Saved data entries:
┏━━
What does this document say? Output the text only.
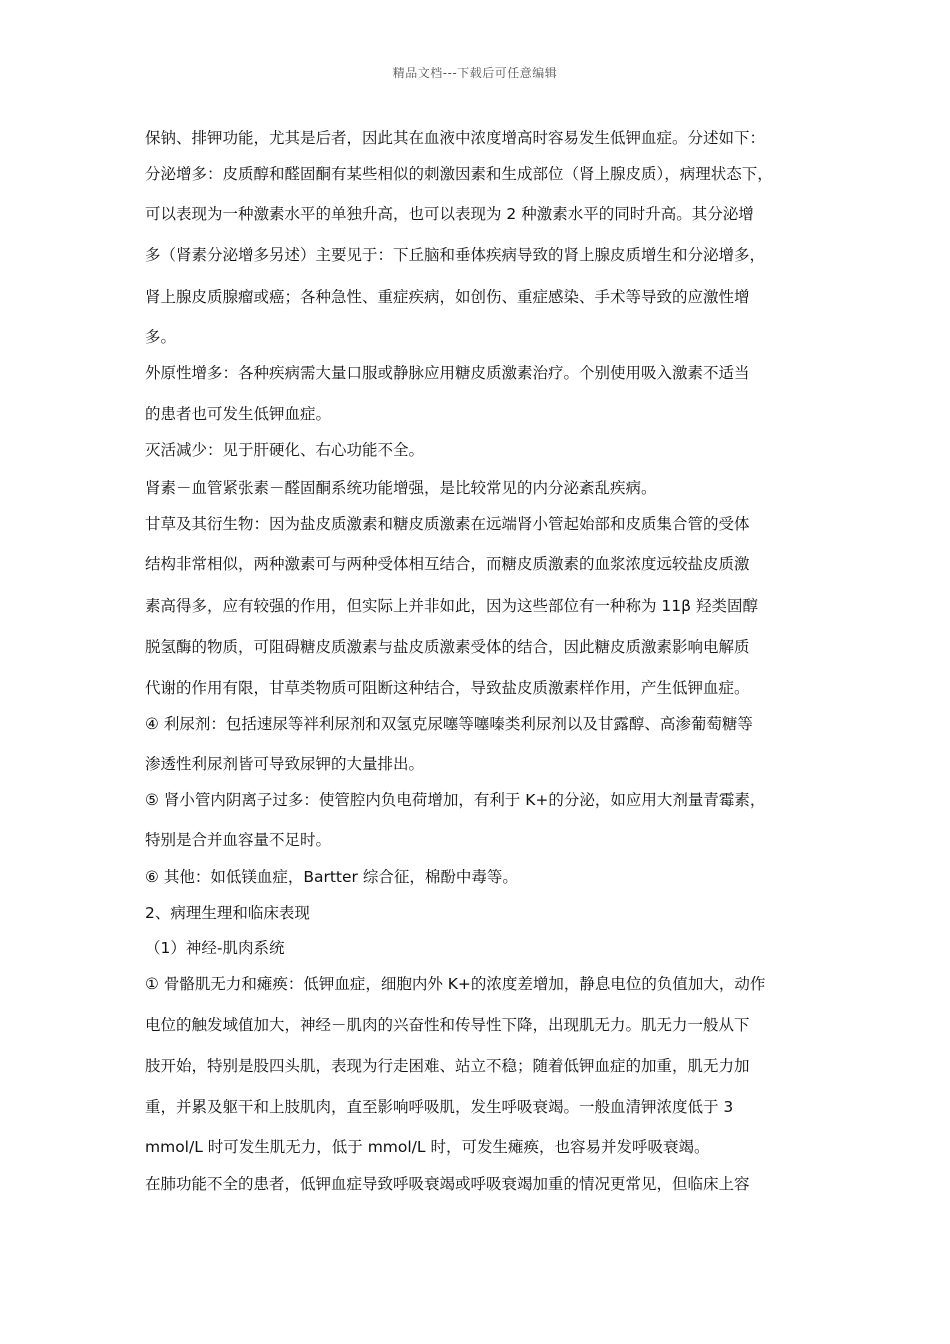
精品文档---下载后可任意编辑
保钠、排钾功能，尤其是后者，因此其在血液中浓度增高时容易发生低钾血症。分述如下：
分泌增多：皮质醇和醛固酮有某些相似的刺激因素和生成部位（肾上腺皮质），病理状态下，
可以表现为一种激素水平的单独升高，也可以表现为 2 种激素水平的同时升高。其分泌增
多（肾素分泌增多另述）主要见于：下丘脑和垂体疾病导致的肾上腺皮质增生和分泌增多，
肾上腺皮质腺瘤或癌；各种急性、重症疾病，如创伤、重症感染、手术等导致的应激性增
多。
外原性增多：各种疾病需大量口服或静脉应用糖皮质激素治疗。个别使用吸入激素不适当
的患者也可发生低钾血症。
灭活减少：见于肝硬化、右心功能不全。
肾素－血管紧张素－醛固酮系统功能增强，是比较常见的内分泌紊乱疾病。
甘草及其衍生物：因为盐皮质激素和糖皮质激素在远端肾小管起始部和皮质集合管的受体
结构非常相似，两种激素可与两种受体相互结合，而糖皮质激素的血浆浓度远较盐皮质激
素高得多，应有较强的作用，但实际上并非如此，因为这些部位有一种称为 11β 羟类固醇
脱氢酶的物质，可阻碍糖皮质激素与盐皮质激素受体的结合，因此糖皮质激素影响电解质
代谢的作用有限，甘草类物质可阻断这种结合，导致盐皮质激素样作用，产生低钾血症。
④ 利尿剂：包括速尿等袢利尿剂和双氢克尿噻等噻嗪类利尿剂以及甘露醇、高渗葡萄糖等
渗透性利尿剂皆可导致尿钾的大量排出。
⑤ 肾小管内阴离子过多：使管腔内负电荷增加，有利于 K+的分泌，如应用大剂量青霉素，
特别是合并血容量不足时。
⑥ 其他：如低镁血症，Bartter 综合征，棉酚中毒等。
2、病理生理和临床表现
（1）神经-肌肉系统
① 骨骼肌无力和瘫痪：低钾血症，细胞内外 K+的浓度差增加，静息电位的负值加大，动作
电位的触发域值加大，神经－肌肉的兴奋性和传导性下降，出现肌无力。肌无力一般从下
肢开始，特别是股四头肌，表现为行走困难、站立不稳；随着低钾血症的加重，肌无力加
重，并累及躯干和上肢肌肉，直至影响呼吸肌，发生呼吸衰竭。一般血清钾浓度低于 3
mmol/L 时可发生肌无力，低于 mmol/L 时，可发生瘫痪，也容易并发呼吸衰竭。
在肺功能不全的患者，低钾血症导致呼吸衰竭或呼吸衰竭加重的情况更常见，但临床上容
┗━━
◆ **EXERCISE TASK**: Write out the records above once more, word for word, with no pictures.

◆ **RESPONSE TO THIS TASK**:
What does this document say? Output the text only.
精品文档---下载后可任意编辑
保钠、排钾功能，尤其是后者，因此其在血液中浓度增高时容易发生低钾血症。分述如下：
分泌增多：皮质醇和醛固酮有某些相似的刺激因素和生成部位（肾上腺皮质），病理状态下，
可以表现为一种激素水平的单独升高，也可以表现为 2 种激素水平的同时升高。其分泌增
多（肾素分泌增多另述）主要见于：下丘脑和垂体疾病导致的肾上腺皮质增生和分泌增多，
肾上腺皮质腺瘤或癌；各种急性、重症疾病，如创伤、重症感染、手术等导致的应激性增
多。
外原性增多：各种疾病需大量口服或静脉应用糖皮质激素治疗。个别使用吸入激素不适当
的患者也可发生低钾血症。
灭活减少：见于肝硬化、右心功能不全。
肾素－血管紧张素－醛固酮系统功能增强，是比较常见的内分泌紊乱疾病。
甘草及其衍生物：因为盐皮质激素和糖皮质激素在远端肾小管起始部和皮质集合管的受体
结构非常相似，两种激素可与两种受体相互结合，而糖皮质激素的血浆浓度远较盐皮质激
素高得多，应有较强的作用，但实际上并非如此，因为这些部位有一种称为 11β 羟类固醇
脱氢酶的物质，可阻碍糖皮质激素与盐皮质激素受体的结合，因此糖皮质激素影响电解质
代谢的作用有限，甘草类物质可阻断这种结合，导致盐皮质激素样作用，产生低钾血症。
④ 利尿剂：包括速尿等袢利尿剂和双氢克尿噻等噻嗪类利尿剂以及甘露醇、高渗葡萄糖等
渗透性利尿剂皆可导致尿钾的大量排出。
⑤ 肾小管内阴离子过多：使管腔内负电荷增加，有利于 K+的分泌，如应用大剂量青霉素，
特别是合并血容量不足时。
⑥ 其他：如低镁血症，Bartter 综合征，棉酚中毒等。
2、病理生理和临床表现
（1）神经-肌肉系统
① 骨骼肌无力和瘫痪：低钾血症，细胞内外 K+的浓度差增加，静息电位的负值加大，动作
电位的触发域值加大，神经－肌肉的兴奋性和传导性下降，出现肌无力。肌无力一般从下
肢开始，特别是股四头肌，表现为行走困难、站立不稳；随着低钾血症的加重，肌无力加
重，并累及躯干和上肢肌肉，直至影响呼吸肌，发生呼吸衰竭。一般血清钾浓度低于 3
mmol/L 时可发生肌无力，低于 mmol/L 时，可发生瘫痪，也容易并发呼吸衰竭。
在肺功能不全的患者，低钾血症导致呼吸衰竭或呼吸衰竭加重的情况更常见，但临床上容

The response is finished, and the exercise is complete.